WHAT IS NEEDED: Copy out each line featuring the string "ludźmi" from the entries beneath.

* start DATA EXCERPTS *

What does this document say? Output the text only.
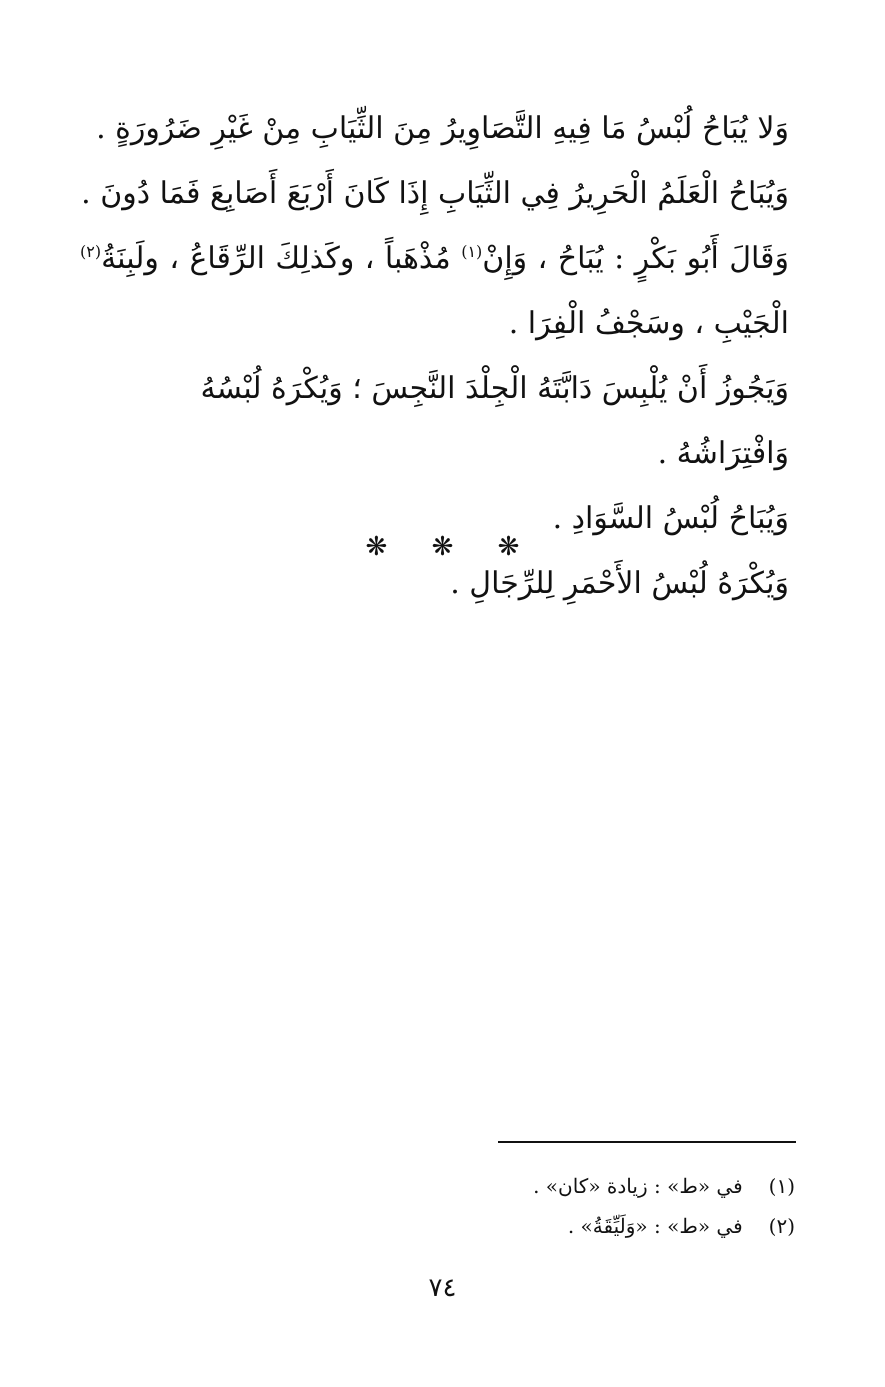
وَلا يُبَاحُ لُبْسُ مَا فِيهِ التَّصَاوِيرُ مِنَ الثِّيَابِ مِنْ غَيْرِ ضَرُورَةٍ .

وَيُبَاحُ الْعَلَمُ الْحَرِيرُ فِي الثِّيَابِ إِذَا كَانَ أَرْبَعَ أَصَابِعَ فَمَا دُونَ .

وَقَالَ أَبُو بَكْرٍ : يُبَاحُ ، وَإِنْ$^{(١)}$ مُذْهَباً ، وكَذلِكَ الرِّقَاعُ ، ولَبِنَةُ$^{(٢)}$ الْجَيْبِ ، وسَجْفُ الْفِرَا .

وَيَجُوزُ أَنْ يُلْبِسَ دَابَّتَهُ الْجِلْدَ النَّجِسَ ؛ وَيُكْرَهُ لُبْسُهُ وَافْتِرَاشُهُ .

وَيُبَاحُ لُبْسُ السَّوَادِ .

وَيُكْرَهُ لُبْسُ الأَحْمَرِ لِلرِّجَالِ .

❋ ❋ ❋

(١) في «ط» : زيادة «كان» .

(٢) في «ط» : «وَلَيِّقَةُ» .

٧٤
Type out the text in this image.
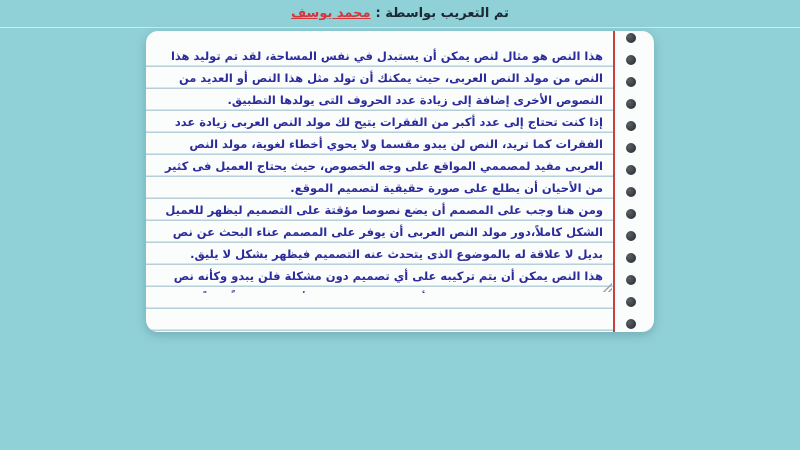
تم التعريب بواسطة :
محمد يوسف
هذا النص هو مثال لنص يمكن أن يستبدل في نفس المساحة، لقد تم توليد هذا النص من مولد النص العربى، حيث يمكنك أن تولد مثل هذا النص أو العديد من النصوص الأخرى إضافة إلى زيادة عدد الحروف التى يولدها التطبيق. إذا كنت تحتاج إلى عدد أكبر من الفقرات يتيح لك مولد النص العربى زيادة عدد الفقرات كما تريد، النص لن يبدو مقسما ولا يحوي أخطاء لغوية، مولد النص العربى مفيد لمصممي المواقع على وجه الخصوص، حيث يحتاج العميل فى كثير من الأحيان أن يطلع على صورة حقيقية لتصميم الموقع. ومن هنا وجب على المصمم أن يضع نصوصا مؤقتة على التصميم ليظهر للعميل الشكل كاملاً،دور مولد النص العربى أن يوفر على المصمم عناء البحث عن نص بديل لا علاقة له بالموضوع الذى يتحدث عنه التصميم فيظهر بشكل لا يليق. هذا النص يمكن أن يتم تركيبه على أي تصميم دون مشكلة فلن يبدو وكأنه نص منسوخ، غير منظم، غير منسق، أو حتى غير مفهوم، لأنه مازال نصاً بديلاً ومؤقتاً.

* end DATA EXCERPTS *
* start DATA EXCERPTS *

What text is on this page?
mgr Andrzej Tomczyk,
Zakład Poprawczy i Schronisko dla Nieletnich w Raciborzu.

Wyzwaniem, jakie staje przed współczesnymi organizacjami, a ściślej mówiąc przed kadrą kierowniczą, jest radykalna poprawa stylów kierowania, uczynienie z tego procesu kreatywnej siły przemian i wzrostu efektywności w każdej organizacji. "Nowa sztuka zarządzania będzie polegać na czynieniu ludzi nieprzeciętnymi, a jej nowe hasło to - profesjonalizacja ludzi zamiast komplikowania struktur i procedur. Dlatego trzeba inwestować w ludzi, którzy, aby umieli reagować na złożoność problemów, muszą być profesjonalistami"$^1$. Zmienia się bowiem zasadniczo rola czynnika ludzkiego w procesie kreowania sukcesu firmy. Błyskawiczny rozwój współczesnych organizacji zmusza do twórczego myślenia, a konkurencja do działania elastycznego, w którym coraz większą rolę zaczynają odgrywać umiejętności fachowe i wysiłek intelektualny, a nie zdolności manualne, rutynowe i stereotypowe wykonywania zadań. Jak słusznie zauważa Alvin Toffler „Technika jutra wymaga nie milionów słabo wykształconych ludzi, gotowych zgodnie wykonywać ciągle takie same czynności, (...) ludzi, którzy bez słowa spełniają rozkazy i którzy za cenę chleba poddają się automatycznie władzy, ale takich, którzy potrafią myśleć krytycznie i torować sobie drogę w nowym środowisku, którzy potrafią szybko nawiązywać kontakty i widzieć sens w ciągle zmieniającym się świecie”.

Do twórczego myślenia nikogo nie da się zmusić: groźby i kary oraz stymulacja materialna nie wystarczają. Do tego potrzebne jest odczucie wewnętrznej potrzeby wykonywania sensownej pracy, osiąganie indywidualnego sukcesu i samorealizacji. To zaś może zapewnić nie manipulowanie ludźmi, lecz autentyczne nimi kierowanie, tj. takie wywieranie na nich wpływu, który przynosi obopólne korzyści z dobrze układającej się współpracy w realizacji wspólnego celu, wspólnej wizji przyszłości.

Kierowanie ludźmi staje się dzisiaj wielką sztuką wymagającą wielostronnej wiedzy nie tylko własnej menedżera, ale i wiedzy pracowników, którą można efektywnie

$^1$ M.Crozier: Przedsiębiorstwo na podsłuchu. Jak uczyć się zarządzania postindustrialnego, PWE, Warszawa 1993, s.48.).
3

* end DATA EXCERPTS *

COMPLETED TASK:
Do twórczego myślenia nikogo nie da się zmusić: groźby i kary oraz stymulacja materialna nie wystarczają. Do tego potrzebne jest odczucie wewnętrznej potrzeby wykonywania sensownej pracy, osiąganie indywidualnego sukcesu i samorealizacji. To zaś może zapewnić nie manipulowanie ludźmi, lecz autentyczne nimi kierowanie, tj. takie wywieranie na nich wpływu, który przynosi obopólne korzyści z dobrze układającej się współpracy w realizacji wspólnego celu, wspólnej wizji przyszłości.
Kierowanie ludźmi staje się dzisiaj wielką sztuką wymagającą wielostronnej wiedzy nie tylko własnej menedżera, ale i wiedzy pracowników, którą można efektywnie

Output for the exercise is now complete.